### EXERCISE DESCRIPTION
Each record must be reproduced exactly as it is shown.

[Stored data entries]
----------------------------------------

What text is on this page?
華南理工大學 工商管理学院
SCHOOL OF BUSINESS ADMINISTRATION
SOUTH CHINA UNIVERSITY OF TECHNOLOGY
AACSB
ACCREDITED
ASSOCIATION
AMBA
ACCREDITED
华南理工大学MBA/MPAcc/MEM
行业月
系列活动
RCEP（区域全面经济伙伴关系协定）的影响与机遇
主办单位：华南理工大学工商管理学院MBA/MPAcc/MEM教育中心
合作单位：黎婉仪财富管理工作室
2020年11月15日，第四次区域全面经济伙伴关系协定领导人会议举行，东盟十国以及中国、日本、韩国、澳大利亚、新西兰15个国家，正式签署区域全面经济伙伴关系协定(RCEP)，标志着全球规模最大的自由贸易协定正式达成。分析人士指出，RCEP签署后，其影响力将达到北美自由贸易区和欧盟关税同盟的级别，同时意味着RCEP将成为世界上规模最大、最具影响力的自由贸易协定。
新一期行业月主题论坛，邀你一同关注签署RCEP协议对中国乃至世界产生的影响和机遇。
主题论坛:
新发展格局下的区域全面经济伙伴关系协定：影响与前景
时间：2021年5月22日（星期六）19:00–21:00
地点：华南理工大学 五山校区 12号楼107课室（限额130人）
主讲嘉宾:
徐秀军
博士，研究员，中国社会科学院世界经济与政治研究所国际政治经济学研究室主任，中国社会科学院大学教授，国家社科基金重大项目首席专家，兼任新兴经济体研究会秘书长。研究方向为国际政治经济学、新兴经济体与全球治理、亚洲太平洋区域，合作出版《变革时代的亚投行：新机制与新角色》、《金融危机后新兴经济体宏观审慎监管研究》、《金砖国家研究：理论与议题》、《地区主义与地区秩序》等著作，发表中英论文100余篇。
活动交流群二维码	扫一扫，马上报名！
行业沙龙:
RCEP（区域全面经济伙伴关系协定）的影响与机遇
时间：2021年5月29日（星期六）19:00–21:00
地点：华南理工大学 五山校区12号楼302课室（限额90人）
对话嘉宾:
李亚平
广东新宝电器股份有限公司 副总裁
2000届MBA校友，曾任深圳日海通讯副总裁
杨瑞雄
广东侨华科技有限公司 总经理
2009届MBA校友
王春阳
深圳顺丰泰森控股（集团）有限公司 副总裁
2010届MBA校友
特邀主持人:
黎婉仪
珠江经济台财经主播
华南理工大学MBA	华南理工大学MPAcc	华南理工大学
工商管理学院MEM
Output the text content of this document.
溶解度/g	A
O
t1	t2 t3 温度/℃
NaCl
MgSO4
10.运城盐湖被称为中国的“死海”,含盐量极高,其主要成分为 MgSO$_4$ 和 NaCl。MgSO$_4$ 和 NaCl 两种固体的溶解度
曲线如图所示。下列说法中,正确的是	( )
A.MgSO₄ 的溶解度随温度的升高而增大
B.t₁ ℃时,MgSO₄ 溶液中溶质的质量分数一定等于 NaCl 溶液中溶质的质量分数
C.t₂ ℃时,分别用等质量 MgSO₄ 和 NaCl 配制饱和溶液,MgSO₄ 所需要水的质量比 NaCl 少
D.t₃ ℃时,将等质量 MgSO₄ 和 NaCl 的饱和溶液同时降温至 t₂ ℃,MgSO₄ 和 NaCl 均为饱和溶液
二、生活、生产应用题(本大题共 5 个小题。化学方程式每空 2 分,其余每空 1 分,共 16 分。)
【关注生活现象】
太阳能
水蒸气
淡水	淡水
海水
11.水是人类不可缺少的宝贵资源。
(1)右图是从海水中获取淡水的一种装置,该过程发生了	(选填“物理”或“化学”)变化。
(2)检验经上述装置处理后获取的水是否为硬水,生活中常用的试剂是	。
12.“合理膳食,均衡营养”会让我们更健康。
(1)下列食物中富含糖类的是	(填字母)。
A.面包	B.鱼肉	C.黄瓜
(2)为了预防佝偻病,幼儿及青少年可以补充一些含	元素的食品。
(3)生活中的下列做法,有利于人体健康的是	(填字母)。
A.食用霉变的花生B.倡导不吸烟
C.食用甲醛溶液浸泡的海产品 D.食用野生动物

----------------------------------------

### SOLUTION TO THE EXERCISE
What text is on this page?
華南理工大學 工商管理学院
SCHOOL OF BUSINESS ADMINISTRATION
SOUTH CHINA UNIVERSITY OF TECHNOLOGY
AACSB
ACCREDITED
ASSOCIATION
AMBA
ACCREDITED
华南理工大学MBA/MPAcc/MEM
行业月
系列活动
RCEP（区域全面经济伙伴关系协定）的影响与机遇
主办单位：华南理工大学工商管理学院MBA/MPAcc/MEM教育中心
合作单位：黎婉仪财富管理工作室
2020年11月15日，第四次区域全面经济伙伴关系协定领导人会议举行，东盟十国以及中国、日本、韩国、澳大利亚、新西兰15个国家，正式签署区域全面经济伙伴关系协定(RCEP)，标志着全球规模最大的自由贸易协定正式达成。分析人士指出，RCEP签署后，其影响力将达到北美自由贸易区和欧盟关税同盟的级别，同时意味着RCEP将成为世界上规模最大、最具影响力的自由贸易协定。
新一期行业月主题论坛，邀你一同关注签署RCEP协议对中国乃至世界产生的影响和机遇。
主题论坛:
新发展格局下的区域全面经济伙伴关系协定：影响与前景
时间：2021年5月22日（星期六）19:00–21:00
地点：华南理工大学 五山校区 12号楼107课室（限额130人）
主讲嘉宾:
徐秀军
博士，研究员，中国社会科学院世界经济与政治研究所国际政治经济学研究室主任，中国社会科学院大学教授，国家社科基金重大项目首席专家，兼任新兴经济体研究会秘书长。研究方向为国际政治经济学、新兴经济体与全球治理、亚洲太平洋区域，合作出版《变革时代的亚投行：新机制与新角色》、《金融危机后新兴经济体宏观审慎监管研究》、《金砖国家研究：理论与议题》、《地区主义与地区秩序》等著作，发表中英论文100余篇。
活动交流群二维码	扫一扫，马上报名！
行业沙龙:
RCEP（区域全面经济伙伴关系协定）的影响与机遇
时间：2021年5月29日（星期六）19:00–21:00
地点：华南理工大学 五山校区12号楼302课室（限额90人）
对话嘉宾:
李亚平
广东新宝电器股份有限公司 副总裁
2000届MBA校友，曾任深圳日海通讯副总裁
杨瑞雄
广东侨华科技有限公司 总经理
2009届MBA校友
王春阳
深圳顺丰泰森控股（集团）有限公司 副总裁
2010届MBA校友
特邀主持人:
黎婉仪
珠江经济台财经主播
华南理工大学MBA	华南理工大学MPAcc	华南理工大学
工商管理学院MEM
Output the text content of this document.
溶解度/g	A
O
t1	t2 t3 温度/℃
NaCl
MgSO4
10.运城盐湖被称为中国的“死海”,含盐量极高,其主要成分为 MgSO$_4$ 和 NaCl。MgSO$_4$ 和 NaCl 两种固体的溶解度
曲线如图所示。下列说法中,正确的是	( )
A.MgSO₄ 的溶解度随温度的升高而增大
B.t₁ ℃时,MgSO₄ 溶液中溶质的质量分数一定等于 NaCl 溶液中溶质的质量分数
C.t₂ ℃时,分别用等质量 MgSO₄ 和 NaCl 配制饱和溶液,MgSO₄ 所需要水的质量比 NaCl 少
D.t₃ ℃时,将等质量 MgSO₄ 和 NaCl 的饱和溶液同时降温至 t₂ ℃,MgSO₄ 和 NaCl 均为饱和溶液
二、生活、生产应用题(本大题共 5 个小题。化学方程式每空 2 分,其余每空 1 分,共 16 分。)
【关注生活现象】
太阳能
水蒸气
淡水	淡水
海水
11.水是人类不可缺少的宝贵资源。
(1)右图是从海水中获取淡水的一种装置,该过程发生了	(选填“物理”或“化学”)变化。
(2)检验经上述装置处理后获取的水是否为硬水,生活中常用的试剂是	。
12.“合理膳食,均衡营养”会让我们更健康。
(1)下列食物中富含糖类的是	(填字母)。
A.面包	B.鱼肉	C.黄瓜
(2)为了预防佝偻病,幼儿及青少年可以补充一些含	元素的食品。
(3)生活中的下列做法,有利于人体健康的是	(填字母)。
A.食用霉变的花生B.倡导不吸烟
C.食用甲醛溶液浸泡的海产品 D.食用野生动物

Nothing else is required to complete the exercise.